» Material supplied
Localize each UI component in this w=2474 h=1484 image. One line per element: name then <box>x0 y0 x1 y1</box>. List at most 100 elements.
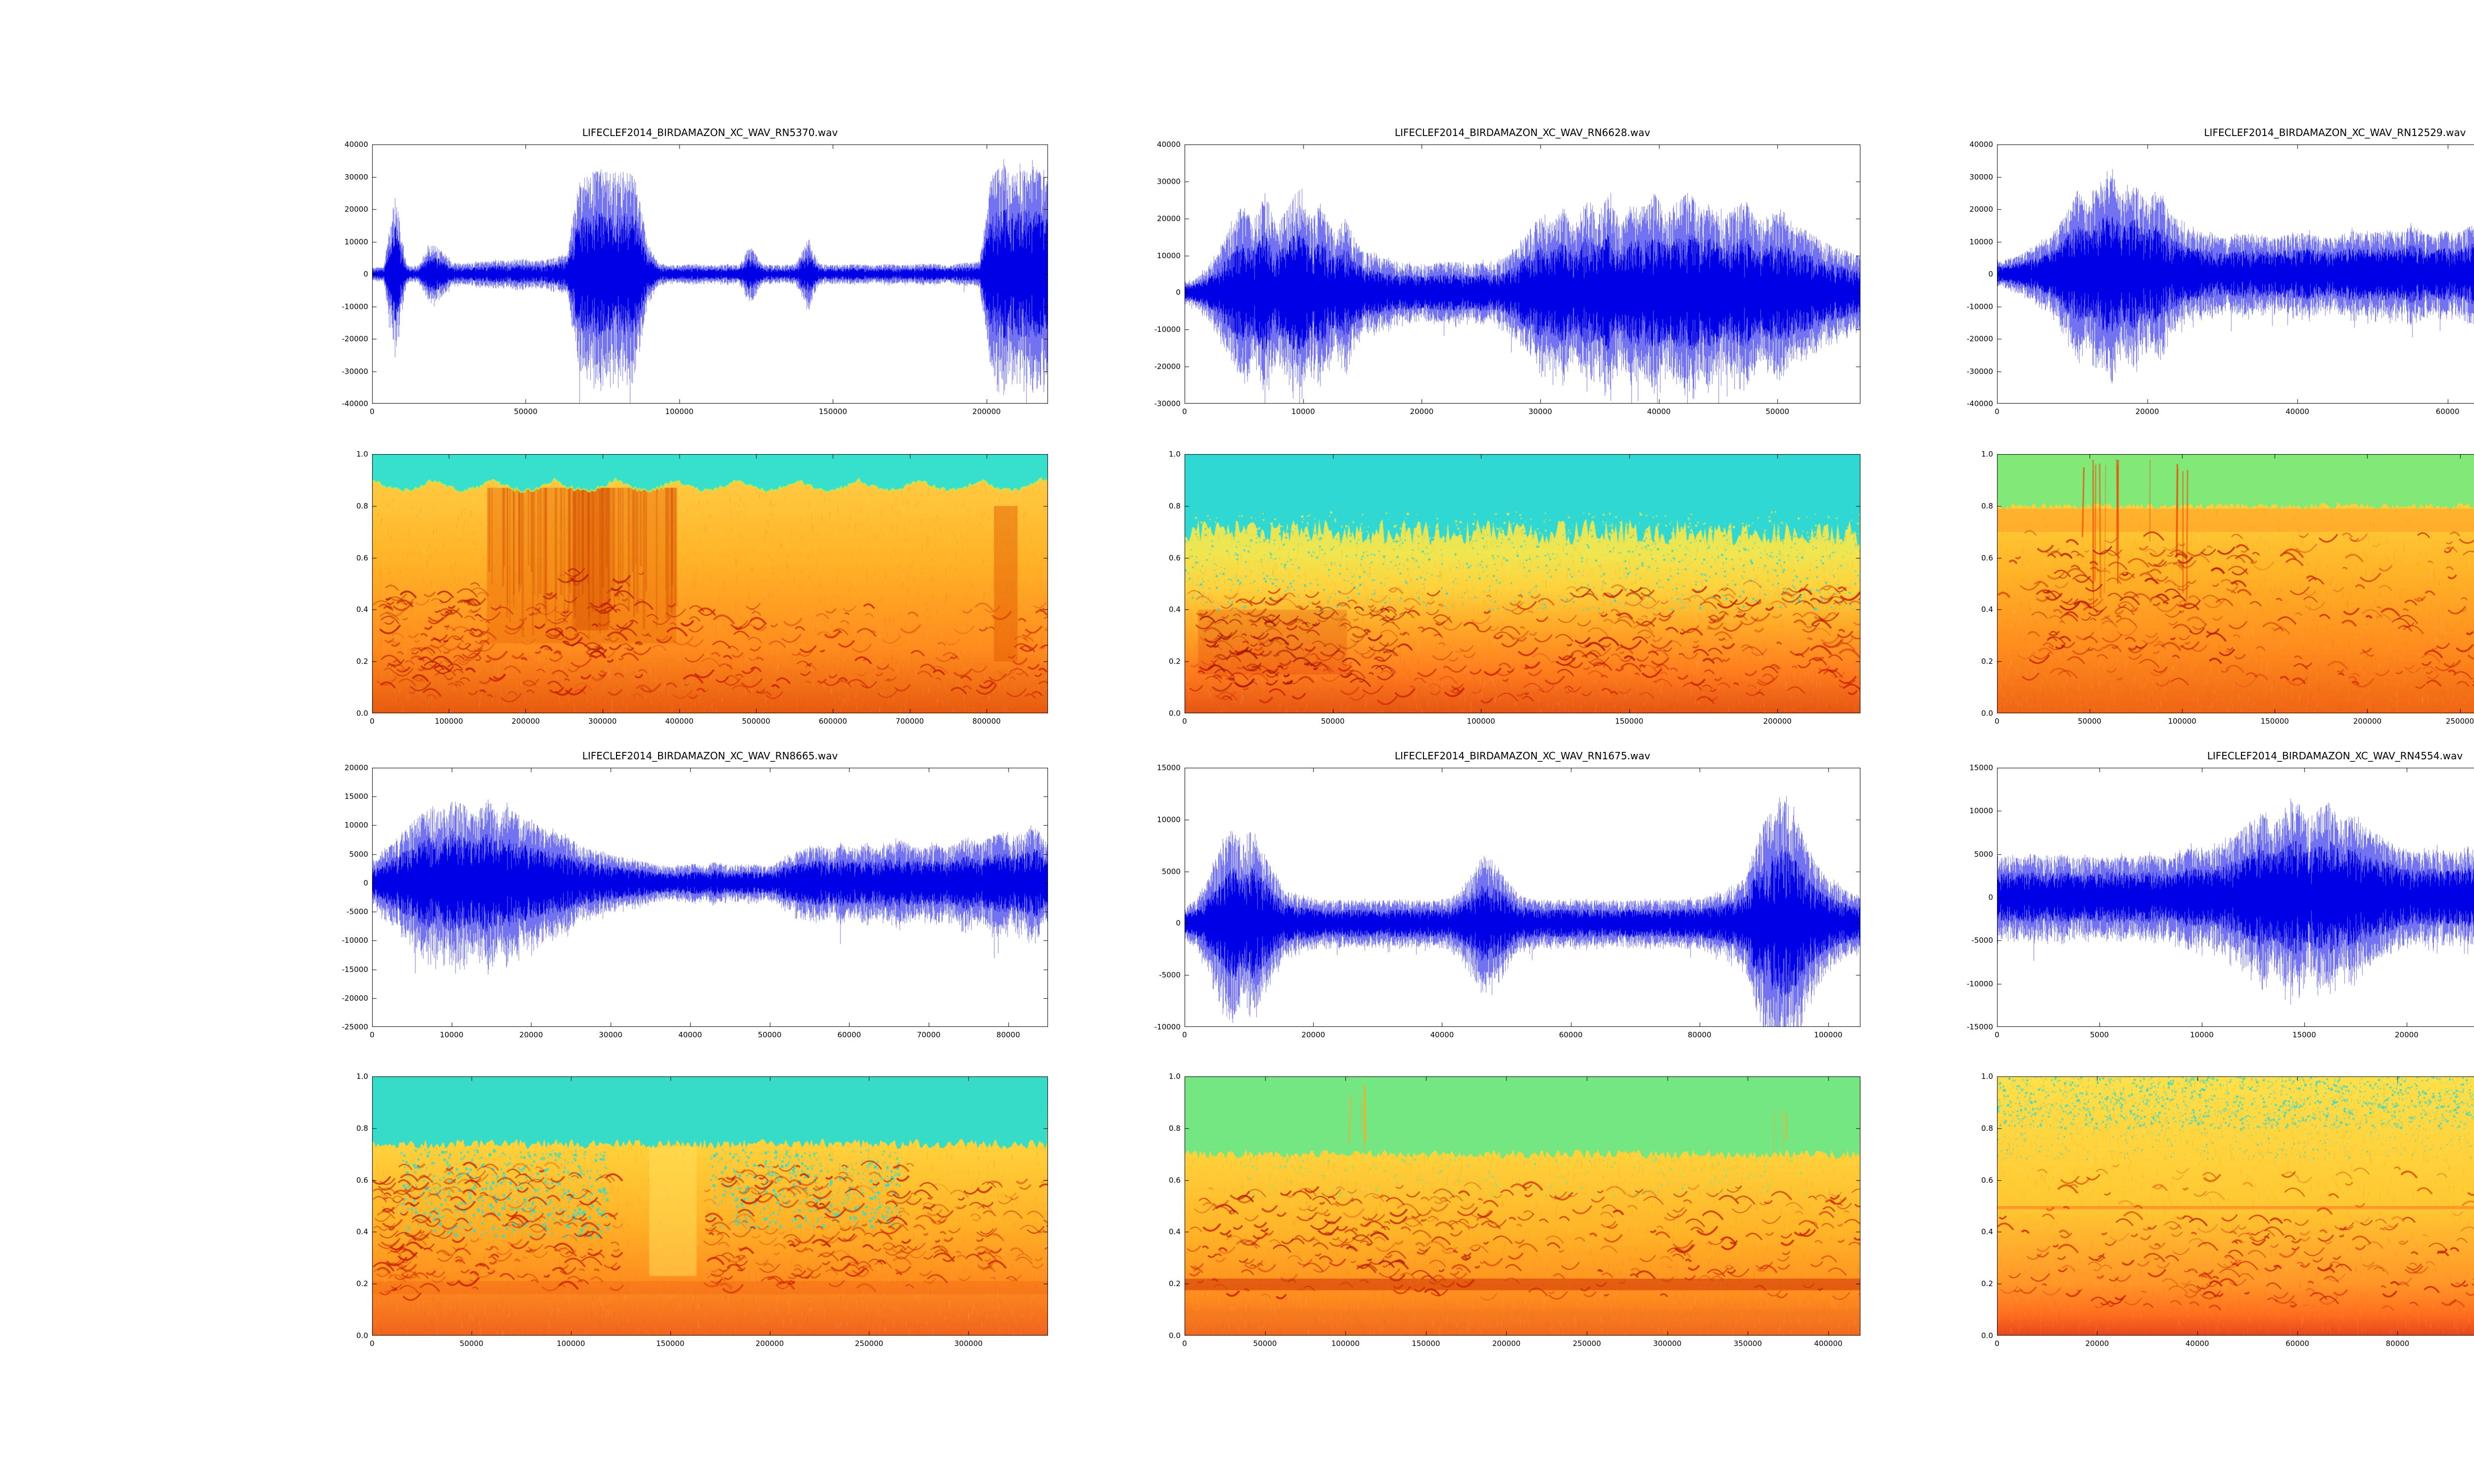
x-tick-label: 20000 <box>2085 1339 2109 1348</box>
y-tick-label: 30000 <box>1969 172 1993 182</box>
panel-title: LIFECLEF2014_BIRDAMAZON_XC_WAV_RN1675.wa… <box>1394 750 1651 762</box>
spectrogram-panel: 0 50000 100000 150000 200000 1.0 0.8 0.6 0.4 0.2 0… <box>1169 450 1860 726</box>
y-tick-label: 0.8 <box>1981 1123 1993 1133</box>
x-tick-label: 50000 <box>1321 717 1345 726</box>
x-tick-label: 200000 <box>755 1339 784 1348</box>
x-tick-label: 500000 <box>742 717 770 726</box>
waveform-panel: LIFECLEF2014_BIRDAMAZON_XC_WAV_RN5370.wa… <box>342 127 1048 416</box>
y-tick-label: 0.0 <box>356 1331 368 1340</box>
y-tick-label: 10000 <box>1969 237 1993 246</box>
x-tick-label: 250000 <box>1572 1339 1601 1348</box>
y-tick-label: 0.0 <box>356 709 368 718</box>
y-tick-label: -40000 <box>1966 399 1993 408</box>
x-tick-label: 300000 <box>588 717 617 726</box>
spectrogram-plot-canvas <box>372 1076 1048 1336</box>
y-tick-label: 0.6 <box>1981 553 1993 562</box>
y-tick-label: -20000 <box>1154 362 1181 371</box>
y-tick-label: -40000 <box>341 399 368 408</box>
y-tick-label: -30000 <box>1154 399 1181 408</box>
x-tick-label: 100000 <box>1814 1030 1843 1039</box>
x-tick-label: 50000 <box>1253 1339 1277 1348</box>
waveform-panel: LIFECLEF2014_BIRDAMAZON_XC_WAV_RN12529.w… <box>1967 127 2474 416</box>
y-tick-label: 15000 <box>1969 763 1993 772</box>
y-tick-label: 0 <box>363 270 368 278</box>
y-tick-label: 0 <box>1988 270 1993 278</box>
x-tick-label: 40000 <box>2185 1339 2209 1348</box>
waveform-plot-canvas <box>372 768 1048 1027</box>
x-tick-label: 30000 <box>1528 407 1552 416</box>
x-tick-label: 70000 <box>917 1030 941 1039</box>
y-tick-label: 0.4 <box>1981 1227 1993 1237</box>
x-tick-label: 0 <box>1182 717 1187 726</box>
y-tick-label: 10000 <box>1157 251 1181 260</box>
y-tick-label: 10000 <box>344 237 368 246</box>
y-tick-label: 1.0 <box>1169 1072 1181 1081</box>
spectrogram-panel: 0200004000060000800001000001200001.00.80… <box>1981 1072 2474 1348</box>
y-tick-label: -10000 <box>341 936 368 945</box>
waveform-panel: LIFECLEF2014_BIRDAMAZON_XC_WAV_RN4554.wa… <box>1967 750 2474 1039</box>
x-tick-label: 20000 <box>519 1030 543 1039</box>
y-tick-label: 5000 <box>1161 867 1181 876</box>
x-tick-label: 10000 <box>1291 407 1315 416</box>
x-tick-label: 40000 <box>1430 1030 1454 1039</box>
y-tick-label: 0.6 <box>1169 553 1181 562</box>
spectrogram-panel: 0 50000 100000 150000 200000 250000 300000 1.0 0… <box>356 1072 1048 1348</box>
x-tick-label: 20000 <box>1410 407 1434 416</box>
panel-title: LIFECLEF2014_BIRDAMAZON_XC_WAV_RN12529.w… <box>2204 127 2466 139</box>
x-tick-label: 250000 <box>855 1339 884 1348</box>
y-tick-label: 30000 <box>1157 177 1181 186</box>
y-tick-label: 0.6 <box>1981 1175 1993 1185</box>
y-tick-label: -5000 <box>1971 936 1993 945</box>
panel-title: LIFECLEF2014_BIRDAMAZON_XC_WAV_RN6628.wa… <box>1394 127 1651 139</box>
y-tick-label: 10000 <box>344 821 368 830</box>
y-tick-label: -10000 <box>1966 979 1993 988</box>
y-tick-label: 0.4 <box>1169 605 1181 614</box>
spectrogram-plot-canvas <box>1185 1076 1860 1336</box>
y-tick-label: -15000 <box>1966 1022 1993 1031</box>
waveform-panel: LIFECLEF2014_BIRDAMAZON_XC_WAV_RN8665.wa… <box>342 750 1048 1039</box>
x-tick-label: 80000 <box>996 1030 1020 1039</box>
x-tick-label: 5000 <box>2090 1030 2109 1039</box>
y-tick-label: 0.2 <box>1981 657 1993 666</box>
y-tick-label: 5000 <box>1974 849 1993 859</box>
spectrogram-panel: 0 100000 200000 300000 400000 500000 600000 700… <box>356 450 1048 726</box>
y-tick-label: 40000 <box>344 140 368 149</box>
y-tick-label: 1.0 <box>356 450 368 459</box>
x-tick-label: 100000 <box>1467 717 1495 726</box>
x-tick-label: 0 <box>1182 407 1187 416</box>
x-tick-label: 0 <box>370 407 375 416</box>
y-tick-label: 0.8 <box>356 501 368 510</box>
y-tick-label: -20000 <box>341 334 368 343</box>
y-tick-label: 0.8 <box>1169 1123 1181 1133</box>
x-tick-label: 200000 <box>972 407 1001 416</box>
x-tick-label: 100000 <box>2463 1339 2474 1348</box>
y-tick-label: 0.0 <box>1169 1331 1181 1340</box>
x-tick-label: 80000 <box>2385 1339 2410 1348</box>
y-tick-label: 10000 <box>1969 806 1993 816</box>
x-tick-label: 300000 <box>954 1339 983 1348</box>
x-tick-label: 60000 <box>837 1030 861 1039</box>
y-tick-label: -15000 <box>341 965 368 974</box>
x-tick-label: 300000 <box>1653 1339 1682 1348</box>
x-tick-label: 200000 <box>1492 1339 1521 1348</box>
waveform-plot-canvas <box>1185 768 1860 1027</box>
x-tick-label: 150000 <box>2260 717 2289 726</box>
x-tick-label: 20000 <box>2135 407 2159 416</box>
y-tick-label: 0.8 <box>356 1123 368 1133</box>
y-tick-label: 1.0 <box>1981 1072 1993 1081</box>
x-tick-label: 50000 <box>2078 717 2101 726</box>
y-tick-label: -20000 <box>341 993 368 1003</box>
x-tick-label: 150000 <box>818 407 847 416</box>
x-tick-label: 50000 <box>460 1339 483 1348</box>
y-tick-label: 5000 <box>349 849 368 859</box>
waveform-plot-canvas <box>372 144 1048 404</box>
x-tick-label: 20000 <box>1301 1030 1326 1039</box>
panel-title: LIFECLEF2014_BIRDAMAZON_XC_WAV_RN4554.wa… <box>2207 750 2463 762</box>
y-tick-label: -20000 <box>1966 334 1993 343</box>
y-tick-label: 0.0 <box>1169 709 1181 718</box>
spectrogram-panel: 0500001000001500002000002500003000003500… <box>1981 450 2474 726</box>
x-tick-label: 200000 <box>1763 717 1792 726</box>
y-tick-label: 0 <box>1988 893 1993 902</box>
waveform-panel: LIFECLEF2014_BIRDAMAZON_XC_WAV_RN6628.wa… <box>1154 127 1860 416</box>
y-tick-label: 20000 <box>1157 214 1181 223</box>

» Stated problem
Convert all the items above into a numbered list, one line per entry, with blank lines dropped. Leave the pictures out of the answer.

» Result for this exercise
1. Localize each UI component in this w=2474 h=1484 image. One line per element: name then <box>x0 y0 x1 y1</box>. List at most 100 elements.
2. x-tick-label: 20000 <box>2085 1339 2109 1348</box>
3. y-tick-label: 30000 <box>1969 172 1993 182</box>
4. panel-title: LIFECLEF2014_BIRDAMAZON_XC_WAV_RN1675.wa… <box>1394 750 1651 762</box>
5. spectrogram-panel: 0 50000 100000 150000 200000 1.0 0.8 0.6 0.4 0.2 0… <box>1169 450 1860 726</box>
6. y-tick-label: 0.8 <box>1981 1123 1993 1133</box>
7. x-tick-label: 50000 <box>1321 717 1345 726</box>
8. x-tick-label: 200000 <box>755 1339 784 1348</box>
9. x-tick-label: 500000 <box>742 717 770 726</box>
10. waveform-panel: LIFECLEF2014_BIRDAMAZON_XC_WAV_RN5370.wa… <box>342 127 1048 416</box>
11. y-tick-label: 0.0 <box>356 1331 368 1340</box>
12. y-tick-label: 10000 <box>1969 237 1993 246</box>
13. x-tick-label: 250000 <box>1572 1339 1601 1348</box>
14. y-tick-label: 0.0 <box>356 709 368 718</box>
15. y-tick-label: -40000 <box>1966 399 1993 408</box>
16. x-tick-label: 300000 <box>588 717 617 726</box>
17. spectrogram-plot-canvas <box>372 1076 1048 1336</box>
18. y-tick-label: 0.6 <box>1981 553 1993 562</box>
19. y-tick-label: -20000 <box>1154 362 1181 371</box>
20. y-tick-label: -40000 <box>341 399 368 408</box>
21. y-tick-label: -30000 <box>1154 399 1181 408</box>
22. x-tick-label: 100000 <box>1814 1030 1843 1039</box>
23. x-tick-label: 50000 <box>1253 1339 1277 1348</box>
24. waveform-panel: LIFECLEF2014_BIRDAMAZON_XC_WAV_RN12529.w… <box>1967 127 2474 416</box>
25. y-tick-label: 15000 <box>1969 763 1993 772</box>
26. y-tick-label: 0 <box>363 270 368 278</box>
27. y-tick-label: 0 <box>1988 270 1993 278</box>
28. x-tick-label: 40000 <box>2185 1339 2209 1348</box>
29. waveform-plot-canvas <box>372 768 1048 1027</box>
30. x-tick-label: 30000 <box>1528 407 1552 416</box>
31. x-tick-label: 70000 <box>917 1030 941 1039</box>
32. y-tick-label: 0.4 <box>1981 1227 1993 1237</box>
33. x-tick-label: 0 <box>1182 717 1187 726</box>
34. y-tick-label: 10000 <box>1157 251 1181 260</box>
35. y-tick-label: 10000 <box>344 237 368 246</box>
36. y-tick-label: 1.0 <box>1169 1072 1181 1081</box>
37. spectrogram-panel: 0200004000060000800001000001200001.00.80… <box>1981 1072 2474 1348</box>
38. y-tick-label: -10000 <box>341 936 368 945</box>
39. waveform-panel: LIFECLEF2014_BIRDAMAZON_XC_WAV_RN4554.wa… <box>1967 750 2474 1039</box>
40. x-tick-label: 20000 <box>519 1030 543 1039</box>
41. y-tick-label: 5000 <box>1161 867 1181 876</box>
42. x-tick-label: 10000 <box>1291 407 1315 416</box>
43. x-tick-label: 40000 <box>1430 1030 1454 1039</box>
44. y-tick-label: 0.6 <box>1169 553 1181 562</box>
45. spectrogram-panel: 0 50000 100000 150000 200000 250000 300000 1.0 0… <box>356 1072 1048 1348</box>
46. x-tick-label: 20000 <box>1410 407 1434 416</box>
47. panel-title: LIFECLEF2014_BIRDAMAZON_XC_WAV_RN12529.w… <box>2204 127 2466 139</box>
48. x-tick-label: 250000 <box>855 1339 884 1348</box>
49. y-tick-label: 30000 <box>1157 177 1181 186</box>
50. y-tick-label: 0.6 <box>1981 1175 1993 1185</box>
51. y-tick-label: -5000 <box>1971 936 1993 945</box>
52. panel-title: LIFECLEF2014_BIRDAMAZON_XC_WAV_RN6628.wa… <box>1394 127 1651 139</box>
53. y-tick-label: 10000 <box>344 821 368 830</box>
54. y-tick-label: -10000 <box>1966 979 1993 988</box>
55. y-tick-label: 0.4 <box>1169 605 1181 614</box>
56. spectrogram-plot-canvas <box>1185 1076 1860 1336</box>
57. y-tick-label: -15000 <box>1966 1022 1993 1031</box>
58. waveform-panel: LIFECLEF2014_BIRDAMAZON_XC_WAV_RN8665.wa… <box>342 750 1048 1039</box>
59. x-tick-label: 80000 <box>996 1030 1020 1039</box>
60. x-tick-label: 5000 <box>2090 1030 2109 1039</box>
61. y-tick-label: 0.2 <box>1981 657 1993 666</box>
62. y-tick-label: 5000 <box>1974 849 1993 859</box>
63. spectrogram-panel: 0 100000 200000 300000 400000 500000 600000 700… <box>356 450 1048 726</box>
64. y-tick-label: 40000 <box>344 140 368 149</box>
65. y-tick-label: 1.0 <box>356 450 368 459</box>
66. x-tick-label: 100000 <box>1467 717 1495 726</box>
67. x-tick-label: 0 <box>1182 407 1187 416</box>
68. x-tick-label: 0 <box>370 407 375 416</box>
69. y-tick-label: 0.8 <box>356 501 368 510</box>
70. y-tick-label: -20000 <box>341 334 368 343</box>
71. y-tick-label: 0.8 <box>1169 1123 1181 1133</box>
72. x-tick-label: 200000 <box>972 407 1001 416</box>
73. x-tick-label: 100000 <box>2463 1339 2474 1348</box>
74. y-tick-label: 0.0 <box>1169 1331 1181 1340</box>
75. x-tick-label: 80000 <box>2385 1339 2410 1348</box>
76. y-tick-label: 10000 <box>1969 806 1993 816</box>
77. x-tick-label: 300000 <box>954 1339 983 1348</box>
78. x-tick-label: 60000 <box>837 1030 861 1039</box>
79. y-tick-label: -15000 <box>341 965 368 974</box>
80. x-tick-label: 300000 <box>1653 1339 1682 1348</box>
81. x-tick-label: 200000 <box>1492 1339 1521 1348</box>
82. waveform-plot-canvas <box>1185 768 1860 1027</box>
83. x-tick-label: 150000 <box>2260 717 2289 726</box>
84. x-tick-label: 20000 <box>2135 407 2159 416</box>
85. y-tick-label: 0.8 <box>356 1123 368 1133</box>
86. y-tick-label: 1.0 <box>1981 1072 1993 1081</box>
87. x-tick-label: 50000 <box>2078 717 2101 726</box>
88. y-tick-label: -20000 <box>341 993 368 1003</box>
89. x-tick-label: 150000 <box>818 407 847 416</box>
90. x-tick-label: 50000 <box>460 1339 483 1348</box>
91. y-tick-label: 5000 <box>349 849 368 859</box>
92. waveform-plot-canvas <box>372 144 1048 404</box>
93. x-tick-label: 20000 <box>1301 1030 1326 1039</box>
94. panel-title: LIFECLEF2014_BIRDAMAZON_XC_WAV_RN4554.wa… <box>2207 750 2463 762</box>
95. y-tick-label: -20000 <box>1966 334 1993 343</box>
96. y-tick-label: 0.0 <box>1169 709 1181 718</box>
97. spectrogram-panel: 0500001000001500002000002500003000003500… <box>1981 450 2474 726</box>
98. x-tick-label: 200000 <box>1763 717 1792 726</box>
99. y-tick-label: 0 <box>1988 893 1993 902</box>
100. waveform-panel: LIFECLEF2014_BIRDAMAZON_XC_WAV_RN6628.wa… <box>1154 127 1860 416</box>
101. y-tick-label: 20000 <box>1157 214 1181 223</box>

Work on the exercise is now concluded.